#### [Text block]
Fluctuating Elasticity Mode in Transient Molecular Networks

Transient molecular networks, a class of adaptive soft materials with remarkable application potential, display complex, and intriguing dynamic behavior. By performing dynamic light scattering on a wide angular range, we study the relaxation dynamics of a reversible network formed by DNA tetravalent nanoparticles, finding a slow relaxation mode that is wave vector independent at large $q$ and crosses over to a standard $q^{-2}$ viscoelastic relaxation at low $q$. Exploiting the controlled properties of our DNA network, we attribute this mode to fluctuations in local elasticity induced by connectivity rearrangement. We propose a simple beads and springs model that captures the basic features of this $q^0$ behavior.

#### [Task goal]
Continue the passage on transient molecular networks, starting right after its last sentence. The listing that comes next has no connection to the passage on transient molecular networks.

#### [Extracted data]
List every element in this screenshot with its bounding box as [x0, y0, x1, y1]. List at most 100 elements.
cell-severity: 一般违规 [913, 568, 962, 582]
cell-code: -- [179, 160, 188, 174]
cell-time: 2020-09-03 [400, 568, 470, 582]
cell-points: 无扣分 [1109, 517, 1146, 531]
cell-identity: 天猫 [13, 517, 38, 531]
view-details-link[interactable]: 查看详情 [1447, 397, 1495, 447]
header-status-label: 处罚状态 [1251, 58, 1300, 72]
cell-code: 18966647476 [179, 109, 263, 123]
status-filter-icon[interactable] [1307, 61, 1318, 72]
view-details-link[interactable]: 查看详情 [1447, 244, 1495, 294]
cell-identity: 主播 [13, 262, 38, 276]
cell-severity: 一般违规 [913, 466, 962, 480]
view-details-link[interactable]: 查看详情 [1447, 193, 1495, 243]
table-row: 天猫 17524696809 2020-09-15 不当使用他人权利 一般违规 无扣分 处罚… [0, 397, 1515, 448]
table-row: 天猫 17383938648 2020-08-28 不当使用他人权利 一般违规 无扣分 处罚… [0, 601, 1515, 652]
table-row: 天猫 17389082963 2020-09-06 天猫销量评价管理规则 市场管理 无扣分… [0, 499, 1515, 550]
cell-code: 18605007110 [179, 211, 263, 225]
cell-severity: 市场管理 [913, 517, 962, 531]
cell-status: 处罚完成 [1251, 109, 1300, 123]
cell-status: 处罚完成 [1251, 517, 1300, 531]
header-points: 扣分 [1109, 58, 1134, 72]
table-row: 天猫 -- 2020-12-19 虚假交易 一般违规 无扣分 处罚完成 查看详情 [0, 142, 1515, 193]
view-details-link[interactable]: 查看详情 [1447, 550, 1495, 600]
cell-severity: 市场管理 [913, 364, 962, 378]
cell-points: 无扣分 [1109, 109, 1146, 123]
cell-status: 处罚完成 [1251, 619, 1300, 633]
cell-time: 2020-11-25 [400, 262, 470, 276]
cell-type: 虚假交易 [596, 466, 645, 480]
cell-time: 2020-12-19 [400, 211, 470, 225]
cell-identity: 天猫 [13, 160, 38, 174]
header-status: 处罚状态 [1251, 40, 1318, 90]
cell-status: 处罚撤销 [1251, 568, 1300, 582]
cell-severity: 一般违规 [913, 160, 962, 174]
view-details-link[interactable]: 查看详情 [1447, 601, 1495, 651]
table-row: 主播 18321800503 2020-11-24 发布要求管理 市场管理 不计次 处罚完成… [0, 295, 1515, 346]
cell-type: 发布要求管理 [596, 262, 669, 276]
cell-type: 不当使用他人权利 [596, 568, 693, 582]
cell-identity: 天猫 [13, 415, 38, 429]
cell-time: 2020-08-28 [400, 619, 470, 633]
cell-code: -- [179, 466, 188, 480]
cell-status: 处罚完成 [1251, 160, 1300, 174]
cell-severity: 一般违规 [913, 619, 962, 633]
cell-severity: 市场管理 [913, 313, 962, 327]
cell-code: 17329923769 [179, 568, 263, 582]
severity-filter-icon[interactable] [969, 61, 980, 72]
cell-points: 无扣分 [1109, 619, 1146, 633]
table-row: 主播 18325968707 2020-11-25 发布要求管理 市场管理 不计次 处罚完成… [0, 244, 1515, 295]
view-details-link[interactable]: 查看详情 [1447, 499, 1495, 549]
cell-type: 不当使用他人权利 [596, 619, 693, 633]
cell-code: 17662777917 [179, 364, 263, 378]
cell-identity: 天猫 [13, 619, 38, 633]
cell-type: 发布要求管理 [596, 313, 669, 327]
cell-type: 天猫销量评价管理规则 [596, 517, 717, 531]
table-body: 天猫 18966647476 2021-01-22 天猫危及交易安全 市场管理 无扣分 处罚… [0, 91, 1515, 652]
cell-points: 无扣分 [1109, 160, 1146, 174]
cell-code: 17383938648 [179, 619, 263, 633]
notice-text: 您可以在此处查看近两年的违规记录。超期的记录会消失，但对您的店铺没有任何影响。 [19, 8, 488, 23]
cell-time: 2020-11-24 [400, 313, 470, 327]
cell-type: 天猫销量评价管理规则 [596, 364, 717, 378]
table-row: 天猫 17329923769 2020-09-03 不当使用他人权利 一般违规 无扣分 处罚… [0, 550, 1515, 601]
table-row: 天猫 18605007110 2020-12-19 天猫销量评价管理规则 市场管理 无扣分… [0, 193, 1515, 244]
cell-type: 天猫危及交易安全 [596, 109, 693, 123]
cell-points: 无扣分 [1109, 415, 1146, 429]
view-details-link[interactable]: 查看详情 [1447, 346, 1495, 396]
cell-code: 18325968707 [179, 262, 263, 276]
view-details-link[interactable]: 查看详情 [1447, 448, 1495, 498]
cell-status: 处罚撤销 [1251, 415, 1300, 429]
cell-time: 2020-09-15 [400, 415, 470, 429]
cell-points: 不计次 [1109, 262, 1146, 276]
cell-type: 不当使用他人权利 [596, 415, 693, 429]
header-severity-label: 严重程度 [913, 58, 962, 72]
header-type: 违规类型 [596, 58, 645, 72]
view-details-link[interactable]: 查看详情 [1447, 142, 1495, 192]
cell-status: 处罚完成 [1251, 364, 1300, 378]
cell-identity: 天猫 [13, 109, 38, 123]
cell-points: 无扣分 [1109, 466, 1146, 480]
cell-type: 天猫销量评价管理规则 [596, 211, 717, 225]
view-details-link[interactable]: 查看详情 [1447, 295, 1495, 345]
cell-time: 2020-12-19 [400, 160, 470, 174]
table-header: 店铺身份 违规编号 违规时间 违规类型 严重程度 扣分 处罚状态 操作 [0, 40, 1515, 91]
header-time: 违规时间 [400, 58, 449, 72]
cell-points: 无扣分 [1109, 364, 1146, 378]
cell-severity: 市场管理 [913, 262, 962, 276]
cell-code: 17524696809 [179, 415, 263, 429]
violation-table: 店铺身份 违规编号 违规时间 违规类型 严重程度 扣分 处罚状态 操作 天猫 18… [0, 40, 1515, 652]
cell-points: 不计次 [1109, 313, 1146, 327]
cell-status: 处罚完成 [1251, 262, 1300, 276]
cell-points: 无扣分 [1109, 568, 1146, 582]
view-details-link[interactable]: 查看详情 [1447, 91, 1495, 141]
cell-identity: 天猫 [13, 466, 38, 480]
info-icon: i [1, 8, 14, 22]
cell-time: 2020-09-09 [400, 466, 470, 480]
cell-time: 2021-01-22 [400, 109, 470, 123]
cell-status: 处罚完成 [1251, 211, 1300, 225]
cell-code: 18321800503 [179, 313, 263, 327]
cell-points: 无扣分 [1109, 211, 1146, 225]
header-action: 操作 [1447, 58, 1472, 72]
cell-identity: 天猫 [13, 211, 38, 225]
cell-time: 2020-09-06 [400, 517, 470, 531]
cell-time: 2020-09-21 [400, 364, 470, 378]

#### [Answer to the problem]
Figure 1

Squared intermediate scattering function $f{(q,t)}^2$ measured at $T=27°\mathrm{C}$ (continuous colored lines) in the small $q$ (pink shading), intermediate $q$ (gray shading), and large $q$ (blue shading) intervals, normalized either to $\tau =0$ (a),(c) or to the amplitude of the slow decay (b). Distinct colors indicate different $q$, with $q$ increasing as indicated by the arrows. Dashed lines: stretched exponential fits to the slower component of the correlations [(a)–(c)]; exponential fits to the faster component of the decay in the small $q$ (d) and large $q$ [(f) and inset] ranges. Orange and green marks in pane (b) indicate two subsets of correlations, the latter plotted in pane (e) vs $\tau q^2$. Characteristic times for the fast (full symbols) and slow modes (open symbols) and $q^{-2}$ lines are plot in pane (g).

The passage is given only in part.